Excerpted text =
——————

Hacking WordPress: Dofollow Whitelist for Commentator Links

[ Image: Inverted Eye Detail ] Before repenting of my filthy “nofollow” addiction, I experimented briefly with a “dofollow whitelist” for commentator URL links. The idea behind the whitelist is to reward frequent commentators, feed subscribers, site patrons, and other guests by selectively removing the automatically generated nofollow attributes from their associated comment-author links. For nofollow enthusiasts, a dofollow whitelist is a great way to show appreciation for people who support your blogging efforts.

Now, before we go hacking away at WordPress, keep in mind that there are a few potential shortcomings to this method. First of all, manually maintaining such a list would eventually fail. It simply would require too much work. Perhaps as an automated WordPress plugin, a dofollow whitelist would be a reasonable solution. A dofollow whitelist plugin would also eliminate the need to hack the WordPress core, which the following hack definitely requires. Other issues involve duplicate author names and user verification. Nonetheless, even as an elementary WordPress hack, a dofollow whitelist for comment signature links may prove useful. Here are a few examples:

  • Blogs wishing to encourage user registration may sweeten the deal by removing nofollow attributes from member links.

——————

(Items listed in a dataset)
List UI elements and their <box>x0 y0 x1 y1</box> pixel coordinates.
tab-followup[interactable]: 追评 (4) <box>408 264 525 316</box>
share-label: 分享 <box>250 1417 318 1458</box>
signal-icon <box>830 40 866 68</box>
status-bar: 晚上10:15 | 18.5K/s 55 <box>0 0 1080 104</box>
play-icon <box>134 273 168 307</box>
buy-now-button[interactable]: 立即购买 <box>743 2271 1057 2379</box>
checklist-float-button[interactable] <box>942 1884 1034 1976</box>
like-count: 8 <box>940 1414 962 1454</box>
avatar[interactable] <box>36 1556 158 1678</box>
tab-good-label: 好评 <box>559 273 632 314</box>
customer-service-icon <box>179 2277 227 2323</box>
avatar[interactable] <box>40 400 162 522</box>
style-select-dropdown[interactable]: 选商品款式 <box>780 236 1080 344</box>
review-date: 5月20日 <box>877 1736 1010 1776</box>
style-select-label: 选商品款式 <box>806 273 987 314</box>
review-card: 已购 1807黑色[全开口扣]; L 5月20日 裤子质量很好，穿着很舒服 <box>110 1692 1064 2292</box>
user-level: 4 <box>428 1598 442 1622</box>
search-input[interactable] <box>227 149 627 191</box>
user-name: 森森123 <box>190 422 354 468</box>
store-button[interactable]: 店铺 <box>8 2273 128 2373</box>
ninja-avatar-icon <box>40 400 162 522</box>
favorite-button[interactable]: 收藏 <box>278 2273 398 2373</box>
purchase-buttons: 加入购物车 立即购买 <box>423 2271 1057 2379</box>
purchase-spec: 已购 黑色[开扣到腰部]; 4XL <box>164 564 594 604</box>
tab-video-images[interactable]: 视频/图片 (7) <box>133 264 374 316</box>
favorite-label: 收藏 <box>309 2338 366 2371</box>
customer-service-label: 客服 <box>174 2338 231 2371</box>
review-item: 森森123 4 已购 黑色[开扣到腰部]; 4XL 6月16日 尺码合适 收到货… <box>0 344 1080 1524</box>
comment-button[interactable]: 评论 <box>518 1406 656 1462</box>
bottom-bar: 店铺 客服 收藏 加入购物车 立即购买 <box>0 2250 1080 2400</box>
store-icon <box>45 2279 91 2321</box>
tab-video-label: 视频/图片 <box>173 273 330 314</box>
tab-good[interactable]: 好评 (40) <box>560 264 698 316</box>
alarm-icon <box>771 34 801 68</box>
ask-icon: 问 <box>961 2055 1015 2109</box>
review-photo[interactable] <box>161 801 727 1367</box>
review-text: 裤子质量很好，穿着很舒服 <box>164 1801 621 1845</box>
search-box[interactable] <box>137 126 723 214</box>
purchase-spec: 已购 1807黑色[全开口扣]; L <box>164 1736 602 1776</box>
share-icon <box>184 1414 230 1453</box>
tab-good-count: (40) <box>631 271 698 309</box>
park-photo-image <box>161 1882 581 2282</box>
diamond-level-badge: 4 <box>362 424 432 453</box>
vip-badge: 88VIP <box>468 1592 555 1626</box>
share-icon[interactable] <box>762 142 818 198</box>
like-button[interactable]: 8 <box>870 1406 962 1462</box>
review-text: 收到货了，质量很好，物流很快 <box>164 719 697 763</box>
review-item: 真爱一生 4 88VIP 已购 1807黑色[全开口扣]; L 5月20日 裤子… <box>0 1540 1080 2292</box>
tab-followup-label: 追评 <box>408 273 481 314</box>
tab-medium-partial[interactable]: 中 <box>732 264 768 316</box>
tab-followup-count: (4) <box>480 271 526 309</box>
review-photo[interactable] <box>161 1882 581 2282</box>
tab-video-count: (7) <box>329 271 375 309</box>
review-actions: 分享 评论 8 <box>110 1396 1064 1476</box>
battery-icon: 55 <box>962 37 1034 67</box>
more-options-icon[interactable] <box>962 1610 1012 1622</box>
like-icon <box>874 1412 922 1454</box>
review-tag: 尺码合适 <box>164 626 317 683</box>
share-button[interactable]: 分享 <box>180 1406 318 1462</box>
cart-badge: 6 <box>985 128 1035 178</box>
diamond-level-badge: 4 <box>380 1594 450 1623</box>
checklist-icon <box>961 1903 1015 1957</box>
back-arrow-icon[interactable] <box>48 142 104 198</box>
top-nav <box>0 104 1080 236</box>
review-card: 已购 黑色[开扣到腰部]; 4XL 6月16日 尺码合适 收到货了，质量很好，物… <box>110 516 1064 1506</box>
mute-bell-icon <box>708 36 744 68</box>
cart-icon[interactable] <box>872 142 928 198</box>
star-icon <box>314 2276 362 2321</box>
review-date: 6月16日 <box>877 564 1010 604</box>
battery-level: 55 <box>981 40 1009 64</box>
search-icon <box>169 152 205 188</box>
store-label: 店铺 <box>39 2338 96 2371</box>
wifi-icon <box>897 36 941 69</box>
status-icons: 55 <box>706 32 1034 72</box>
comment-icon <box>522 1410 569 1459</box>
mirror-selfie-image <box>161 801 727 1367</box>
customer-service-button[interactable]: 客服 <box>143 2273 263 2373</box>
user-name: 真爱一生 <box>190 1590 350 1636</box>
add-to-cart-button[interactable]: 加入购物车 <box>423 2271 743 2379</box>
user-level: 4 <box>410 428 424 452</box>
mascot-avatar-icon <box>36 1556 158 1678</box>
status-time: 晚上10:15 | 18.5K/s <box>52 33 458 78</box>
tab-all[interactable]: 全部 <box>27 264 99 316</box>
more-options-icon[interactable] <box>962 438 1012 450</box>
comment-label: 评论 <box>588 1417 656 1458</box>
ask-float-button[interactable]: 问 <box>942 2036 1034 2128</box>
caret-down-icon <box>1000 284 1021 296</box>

——————

Task A = According to the WordPress excerpt, what would eventually happen to a dofollow whitelist that is maintained by hand?
Task B = Summarize the WordPress excerpt in two sentences.
Task C = List every group of people that the WordPress excerpt says the whitelist is meant to reward.

Task solution A = It would eventually fail because it would require too much work.

Task solution B = A dofollow whitelist rewards frequent commentators and other supporters by removing the automatic nofollow attributes from their comment-author links, and it is a way for nofollow enthusiasts to show appreciation to their supporters. The method has drawbacks, including the work of manual upkeep, the need to hack the WordPress core, duplicate author names and user verification, but it may still prove useful.

Task solution C =
- Frequent commentators
- Feed subscribers
- Site patrons
- Other guests